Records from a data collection

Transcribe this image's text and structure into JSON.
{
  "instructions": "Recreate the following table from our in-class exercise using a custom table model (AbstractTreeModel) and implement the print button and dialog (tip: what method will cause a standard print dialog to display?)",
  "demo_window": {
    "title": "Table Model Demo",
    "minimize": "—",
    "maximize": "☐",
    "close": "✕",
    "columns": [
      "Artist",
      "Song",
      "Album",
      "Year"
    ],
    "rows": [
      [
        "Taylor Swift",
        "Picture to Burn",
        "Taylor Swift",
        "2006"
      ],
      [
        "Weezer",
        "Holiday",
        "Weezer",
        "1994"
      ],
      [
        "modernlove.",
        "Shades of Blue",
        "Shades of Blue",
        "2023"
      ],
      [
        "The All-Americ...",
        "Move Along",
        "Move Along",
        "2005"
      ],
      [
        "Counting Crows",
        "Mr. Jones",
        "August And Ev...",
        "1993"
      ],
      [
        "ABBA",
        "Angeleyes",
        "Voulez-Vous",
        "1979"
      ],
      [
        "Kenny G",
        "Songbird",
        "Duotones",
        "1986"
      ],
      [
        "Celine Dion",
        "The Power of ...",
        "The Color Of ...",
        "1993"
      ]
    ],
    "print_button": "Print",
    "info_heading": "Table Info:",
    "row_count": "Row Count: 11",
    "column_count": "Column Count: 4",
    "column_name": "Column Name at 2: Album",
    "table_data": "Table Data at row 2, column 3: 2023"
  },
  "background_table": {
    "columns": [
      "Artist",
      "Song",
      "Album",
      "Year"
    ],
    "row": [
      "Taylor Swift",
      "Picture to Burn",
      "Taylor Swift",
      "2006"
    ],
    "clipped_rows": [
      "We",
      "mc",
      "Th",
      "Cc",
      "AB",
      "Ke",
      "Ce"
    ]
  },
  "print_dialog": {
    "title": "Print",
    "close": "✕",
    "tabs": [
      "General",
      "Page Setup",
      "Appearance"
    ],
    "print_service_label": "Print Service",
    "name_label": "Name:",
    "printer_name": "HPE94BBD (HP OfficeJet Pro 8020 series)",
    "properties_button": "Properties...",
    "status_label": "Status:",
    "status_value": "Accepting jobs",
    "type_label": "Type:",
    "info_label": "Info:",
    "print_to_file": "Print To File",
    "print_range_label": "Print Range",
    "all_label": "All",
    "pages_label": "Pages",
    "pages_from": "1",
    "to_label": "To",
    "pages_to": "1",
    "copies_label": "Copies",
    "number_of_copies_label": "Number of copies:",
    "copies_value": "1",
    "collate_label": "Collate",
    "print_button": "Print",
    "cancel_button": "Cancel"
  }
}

# Task requirements:
Copy every line in the listing above where the string "Info" turns up.

# Task output:
    "info_heading": "Table Info:",
    "info_label": "Info:",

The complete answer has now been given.